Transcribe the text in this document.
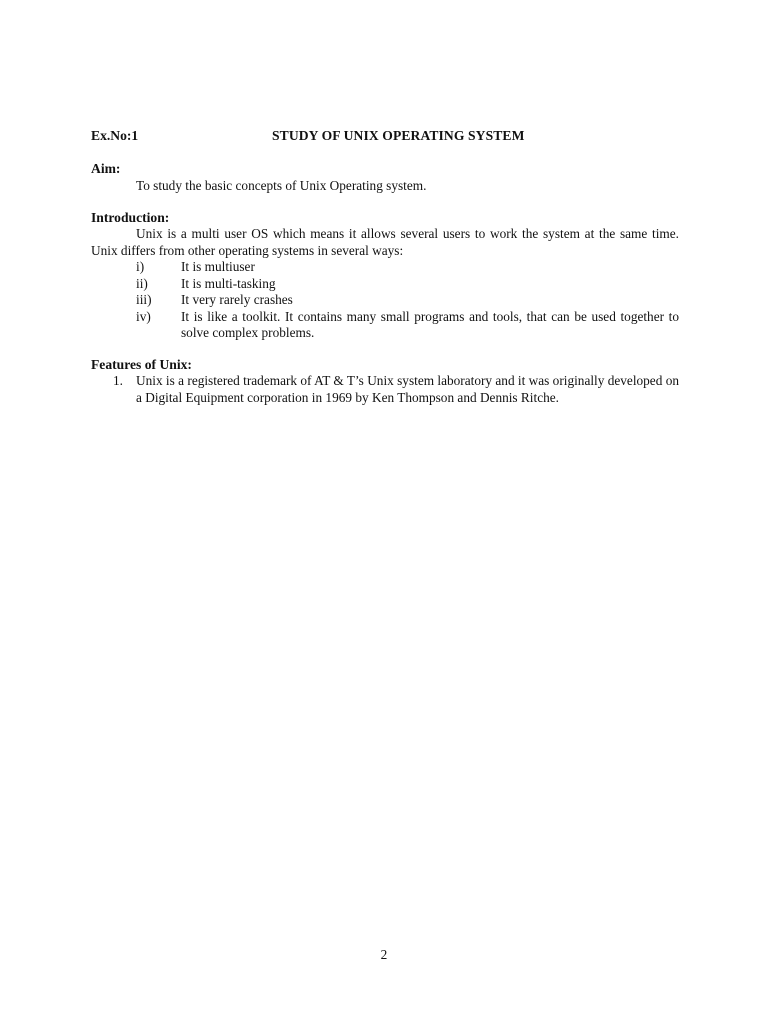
Ex.No:1	STUDY OF UNIX OPERATING SYSTEM
Aim:
To study the basic concepts of Unix Operating system.
Introduction:

Unix is a multi user OS which means it allows several users to work the system at the same time. Unix differs from other operating systems in several ways:

i)	It is multiuser
ii)	It is multi-tasking
iii)	It very rarely crashes
iv)	It is like a toolkit. It contains many small programs and tools, that can be used together to solve complex problems.
Features of Unix:
1. Unix is a registered trademark of AT & T’s Unix system laboratory and it was originally developed on a Digital Equipment corporation in 1969 by Ken Thompson and Dennis Ritche.
2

☆ ☆ ☆

Task statement: Return to the listing above and set it down exactly, leaving out its pictures.

Finished answer:
Transcribe the text in this document.
Ex.No:1	STUDY OF UNIX OPERATING SYSTEM
Aim:
To study the basic concepts of Unix Operating system.
Introduction:

Unix is a multi user OS which means it allows several users to work the system at the same time. Unix differs from other operating systems in several ways:

i)	It is multiuser
ii)	It is multi-tasking
iii)	It very rarely crashes
iv)	It is like a toolkit. It contains many small programs and tools, that can be used together to solve complex problems.
Features of Unix:
1. Unix is a registered trademark of AT & T’s Unix system laboratory and it was originally developed on a Digital Equipment corporation in 1969 by Ken Thompson and Dennis Ritche.
2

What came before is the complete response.